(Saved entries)
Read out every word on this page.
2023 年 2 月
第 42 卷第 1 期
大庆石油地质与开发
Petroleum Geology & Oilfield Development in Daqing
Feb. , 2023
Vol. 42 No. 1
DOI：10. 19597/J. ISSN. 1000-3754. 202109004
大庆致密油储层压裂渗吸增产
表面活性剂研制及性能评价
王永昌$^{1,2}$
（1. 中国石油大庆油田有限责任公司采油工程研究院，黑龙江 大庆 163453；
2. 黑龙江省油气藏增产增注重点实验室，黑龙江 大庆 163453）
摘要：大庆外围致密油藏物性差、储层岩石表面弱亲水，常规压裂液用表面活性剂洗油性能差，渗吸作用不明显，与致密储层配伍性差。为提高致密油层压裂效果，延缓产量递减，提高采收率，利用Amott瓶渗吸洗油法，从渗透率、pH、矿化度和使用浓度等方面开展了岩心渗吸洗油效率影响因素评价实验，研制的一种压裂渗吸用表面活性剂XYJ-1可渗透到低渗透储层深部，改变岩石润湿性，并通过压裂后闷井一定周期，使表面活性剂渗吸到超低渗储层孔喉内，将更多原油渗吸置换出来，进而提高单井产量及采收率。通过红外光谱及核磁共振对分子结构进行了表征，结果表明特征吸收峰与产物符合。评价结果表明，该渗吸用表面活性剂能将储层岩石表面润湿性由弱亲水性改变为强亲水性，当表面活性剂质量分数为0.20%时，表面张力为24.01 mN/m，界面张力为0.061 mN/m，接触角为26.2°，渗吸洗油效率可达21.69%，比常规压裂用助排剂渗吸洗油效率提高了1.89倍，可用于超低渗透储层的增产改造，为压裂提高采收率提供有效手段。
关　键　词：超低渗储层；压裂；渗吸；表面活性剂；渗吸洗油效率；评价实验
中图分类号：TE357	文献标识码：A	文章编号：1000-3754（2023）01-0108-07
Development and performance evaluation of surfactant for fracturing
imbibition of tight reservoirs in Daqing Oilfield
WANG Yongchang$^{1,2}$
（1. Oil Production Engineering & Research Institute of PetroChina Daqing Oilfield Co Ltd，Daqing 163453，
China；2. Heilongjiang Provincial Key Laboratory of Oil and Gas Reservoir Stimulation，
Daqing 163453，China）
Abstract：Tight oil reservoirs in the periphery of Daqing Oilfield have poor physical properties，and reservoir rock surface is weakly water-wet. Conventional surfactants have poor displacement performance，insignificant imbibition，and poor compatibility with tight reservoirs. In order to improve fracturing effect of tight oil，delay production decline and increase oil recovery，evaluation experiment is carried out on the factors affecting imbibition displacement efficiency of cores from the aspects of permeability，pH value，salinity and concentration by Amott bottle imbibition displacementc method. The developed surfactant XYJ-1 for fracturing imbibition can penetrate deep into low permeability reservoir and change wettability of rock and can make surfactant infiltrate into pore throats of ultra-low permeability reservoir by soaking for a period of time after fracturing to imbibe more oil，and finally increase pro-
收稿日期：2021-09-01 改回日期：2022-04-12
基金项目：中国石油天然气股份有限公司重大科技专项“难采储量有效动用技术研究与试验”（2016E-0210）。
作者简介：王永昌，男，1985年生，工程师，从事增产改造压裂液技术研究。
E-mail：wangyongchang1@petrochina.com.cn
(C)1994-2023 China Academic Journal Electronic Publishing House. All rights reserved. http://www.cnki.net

OBJECTIVE: Which lines contain "Development"? Copy each of them out.

RESPONSE:
Petroleum Geology & Oilfield Development in Daqing
Development and performance evaluation of surfactant for fracturing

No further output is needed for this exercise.